>> Begin
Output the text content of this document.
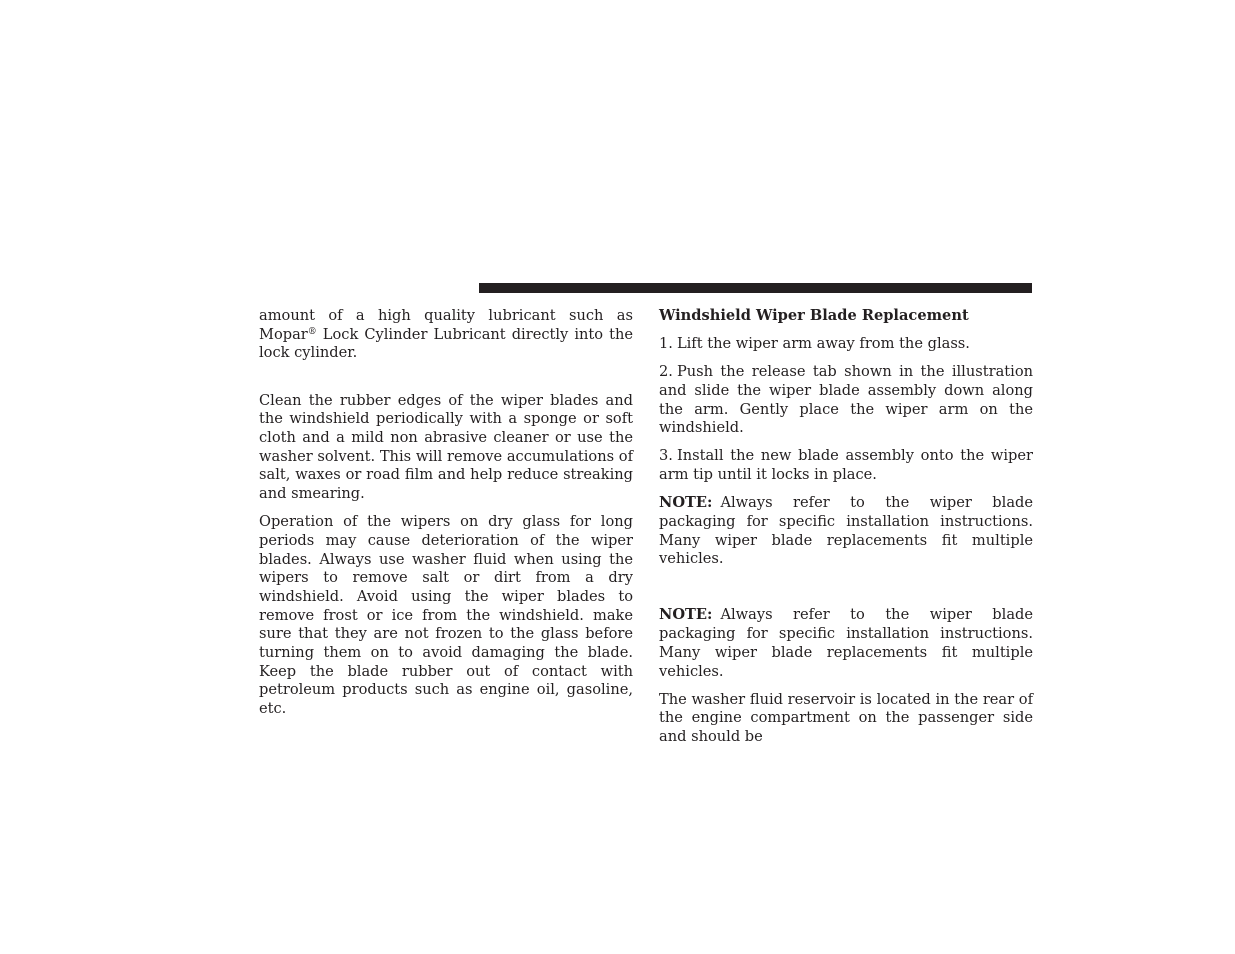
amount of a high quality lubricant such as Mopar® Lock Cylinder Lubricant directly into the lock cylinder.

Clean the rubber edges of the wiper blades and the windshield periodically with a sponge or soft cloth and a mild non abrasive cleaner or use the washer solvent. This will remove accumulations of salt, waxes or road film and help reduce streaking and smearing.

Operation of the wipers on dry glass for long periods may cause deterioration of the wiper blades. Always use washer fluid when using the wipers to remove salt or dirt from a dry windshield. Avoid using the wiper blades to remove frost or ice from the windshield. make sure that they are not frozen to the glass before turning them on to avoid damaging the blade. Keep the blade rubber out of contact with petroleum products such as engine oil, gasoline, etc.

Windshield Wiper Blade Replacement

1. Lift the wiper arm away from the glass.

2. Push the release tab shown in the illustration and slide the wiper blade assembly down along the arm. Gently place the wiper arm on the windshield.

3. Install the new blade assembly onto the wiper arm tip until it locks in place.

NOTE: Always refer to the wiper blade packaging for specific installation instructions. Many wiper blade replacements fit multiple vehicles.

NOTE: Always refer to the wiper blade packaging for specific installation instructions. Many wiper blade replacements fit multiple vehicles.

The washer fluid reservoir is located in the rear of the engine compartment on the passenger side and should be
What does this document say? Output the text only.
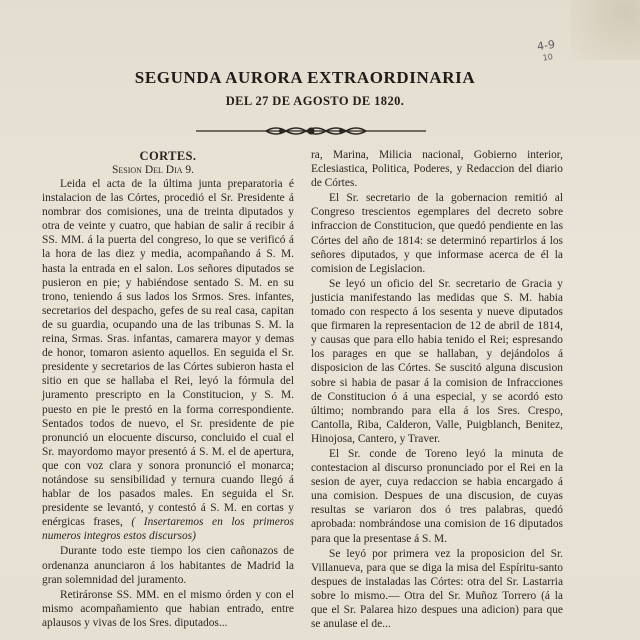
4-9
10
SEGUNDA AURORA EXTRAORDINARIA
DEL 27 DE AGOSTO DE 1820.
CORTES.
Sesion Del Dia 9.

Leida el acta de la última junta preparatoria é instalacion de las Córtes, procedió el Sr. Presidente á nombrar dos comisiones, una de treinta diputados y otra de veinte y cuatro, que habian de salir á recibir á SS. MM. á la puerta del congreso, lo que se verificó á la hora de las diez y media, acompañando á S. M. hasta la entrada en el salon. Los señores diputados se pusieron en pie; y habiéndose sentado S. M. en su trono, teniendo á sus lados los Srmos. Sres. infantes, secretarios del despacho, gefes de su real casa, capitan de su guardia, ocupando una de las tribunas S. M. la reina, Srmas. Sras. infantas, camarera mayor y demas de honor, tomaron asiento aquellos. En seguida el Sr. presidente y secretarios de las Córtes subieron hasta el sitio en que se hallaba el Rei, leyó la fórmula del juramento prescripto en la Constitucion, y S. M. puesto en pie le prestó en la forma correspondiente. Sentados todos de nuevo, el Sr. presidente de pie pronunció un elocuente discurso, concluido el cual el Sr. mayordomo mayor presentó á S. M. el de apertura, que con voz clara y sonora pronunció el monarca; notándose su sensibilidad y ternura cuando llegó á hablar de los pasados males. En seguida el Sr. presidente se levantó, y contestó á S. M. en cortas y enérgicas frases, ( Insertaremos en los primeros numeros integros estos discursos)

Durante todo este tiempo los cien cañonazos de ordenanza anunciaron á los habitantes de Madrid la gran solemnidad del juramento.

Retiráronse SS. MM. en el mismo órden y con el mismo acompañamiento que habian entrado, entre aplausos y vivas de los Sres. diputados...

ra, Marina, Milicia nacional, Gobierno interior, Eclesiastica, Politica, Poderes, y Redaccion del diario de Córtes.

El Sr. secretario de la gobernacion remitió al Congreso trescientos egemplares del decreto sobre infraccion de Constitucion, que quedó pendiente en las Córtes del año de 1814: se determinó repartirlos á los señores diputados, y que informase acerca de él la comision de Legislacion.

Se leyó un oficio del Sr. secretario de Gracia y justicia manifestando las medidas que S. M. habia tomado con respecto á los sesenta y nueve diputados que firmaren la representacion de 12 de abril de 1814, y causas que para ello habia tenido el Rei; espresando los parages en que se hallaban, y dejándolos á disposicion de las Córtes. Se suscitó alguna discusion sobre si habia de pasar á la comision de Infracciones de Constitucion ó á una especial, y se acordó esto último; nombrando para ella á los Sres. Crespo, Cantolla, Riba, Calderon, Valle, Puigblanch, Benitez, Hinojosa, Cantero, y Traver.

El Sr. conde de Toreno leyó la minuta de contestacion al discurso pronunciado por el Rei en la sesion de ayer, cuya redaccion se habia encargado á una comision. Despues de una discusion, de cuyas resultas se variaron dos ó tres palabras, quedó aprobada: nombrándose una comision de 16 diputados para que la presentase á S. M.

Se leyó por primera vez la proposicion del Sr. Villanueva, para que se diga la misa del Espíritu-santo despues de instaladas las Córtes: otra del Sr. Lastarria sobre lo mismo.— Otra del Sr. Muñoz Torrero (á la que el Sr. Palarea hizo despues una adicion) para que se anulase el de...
>> End
**WHAT YOU SHOULD DO**
Go through the listing above and write it out again exactly, dropping the pictures.

**WRITTEN SOLUTION**
Output the text content of this document.
amount of a high quality lubricant such as Mopar® Lock Cylinder Lubricant directly into the lock cylinder.

Clean the rubber edges of the wiper blades and the windshield periodically with a sponge or soft cloth and a mild non abrasive cleaner or use the washer solvent. This will remove accumulations of salt, waxes or road film and help reduce streaking and smearing.

Operation of the wipers on dry glass for long periods may cause deterioration of the wiper blades. Always use washer fluid when using the wipers to remove salt or dirt from a dry windshield. Avoid using the wiper blades to remove frost or ice from the windshield. make sure that they are not frozen to the glass before turning them on to avoid damaging the blade. Keep the blade rubber out of contact with petroleum products such as engine oil, gasoline, etc.

Windshield Wiper Blade Replacement

1. Lift the wiper arm away from the glass.

2. Push the release tab shown in the illustration and slide the wiper blade assembly down along the arm. Gently place the wiper arm on the windshield.

3. Install the new blade assembly onto the wiper arm tip until it locks in place.

NOTE: Always refer to the wiper blade packaging for specific installation instructions. Many wiper blade replacements fit multiple vehicles.

NOTE: Always refer to the wiper blade packaging for specific installation instructions. Many wiper blade replacements fit multiple vehicles.

The washer fluid reservoir is located in the rear of the engine compartment on the passenger side and should be
What does this document say? Output the text only.
4-9
10
SEGUNDA AURORA EXTRAORDINARIA
DEL 27 DE AGOSTO DE 1820.
CORTES.
Sesion Del Dia 9.

Leida el acta de la última junta preparatoria é instalacion de las Córtes, procedió el Sr. Presidente á nombrar dos comisiones, una de treinta diputados y otra de veinte y cuatro, que habian de salir á recibir á SS. MM. á la puerta del congreso, lo que se verificó á la hora de las diez y media, acompañando á S. M. hasta la entrada en el salon. Los señores diputados se pusieron en pie; y habiéndose sentado S. M. en su trono, teniendo á sus lados los Srmos. Sres. infantes, secretarios del despacho, gefes de su real casa, capitan de su guardia, ocupando una de las tribunas S. M. la reina, Srmas. Sras. infantas, camarera mayor y demas de honor, tomaron asiento aquellos. En seguida el Sr. presidente y secretarios de las Córtes subieron hasta el sitio en que se hallaba el Rei, leyó la fórmula del juramento prescripto en la Constitucion, y S. M. puesto en pie le prestó en la forma correspondiente. Sentados todos de nuevo, el Sr. presidente de pie pronunció un elocuente discurso, concluido el cual el Sr. mayordomo mayor presentó á S. M. el de apertura, que con voz clara y sonora pronunció el monarca; notándose su sensibilidad y ternura cuando llegó á hablar de los pasados males. En seguida el Sr. presidente se levantó, y contestó á S. M. en cortas y enérgicas frases, ( Insertaremos en los primeros numeros integros estos discursos)

Durante todo este tiempo los cien cañonazos de ordenanza anunciaron á los habitantes de Madrid la gran solemnidad del juramento.

Retiráronse SS. MM. en el mismo órden y con el mismo acompañamiento que habian entrado, entre aplausos y vivas de los Sres. diputados...

ra, Marina, Milicia nacional, Gobierno interior, Eclesiastica, Politica, Poderes, y Redaccion del diario de Córtes.

El Sr. secretario de la gobernacion remitió al Congreso trescientos egemplares del decreto sobre infraccion de Constitucion, que quedó pendiente en las Córtes del año de 1814: se determinó repartirlos á los señores diputados, y que informase acerca de él la comision de Legislacion.

Se leyó un oficio del Sr. secretario de Gracia y justicia manifestando las medidas que S. M. habia tomado con respecto á los sesenta y nueve diputados que firmaren la representacion de 12 de abril de 1814, y causas que para ello habia tenido el Rei; espresando los parages en que se hallaban, y dejándolos á disposicion de las Córtes. Se suscitó alguna discusion sobre si habia de pasar á la comision de Infracciones de Constitucion ó á una especial, y se acordó esto último; nombrando para ella á los Sres. Crespo, Cantolla, Riba, Calderon, Valle, Puigblanch, Benitez, Hinojosa, Cantero, y Traver.

El Sr. conde de Toreno leyó la minuta de contestacion al discurso pronunciado por el Rei en la sesion de ayer, cuya redaccion se habia encargado á una comision. Despues de una discusion, de cuyas resultas se variaron dos ó tres palabras, quedó aprobada: nombrándose una comision de 16 diputados para que la presentase á S. M.

Se leyó por primera vez la proposicion del Sr. Villanueva, para que se diga la misa del Espíritu-santo despues de instaladas las Córtes: otra del Sr. Lastarria sobre lo mismo.— Otra del Sr. Muñoz Torrero (á la que el Sr. Palarea hizo despues una adicion) para que se anulase el de...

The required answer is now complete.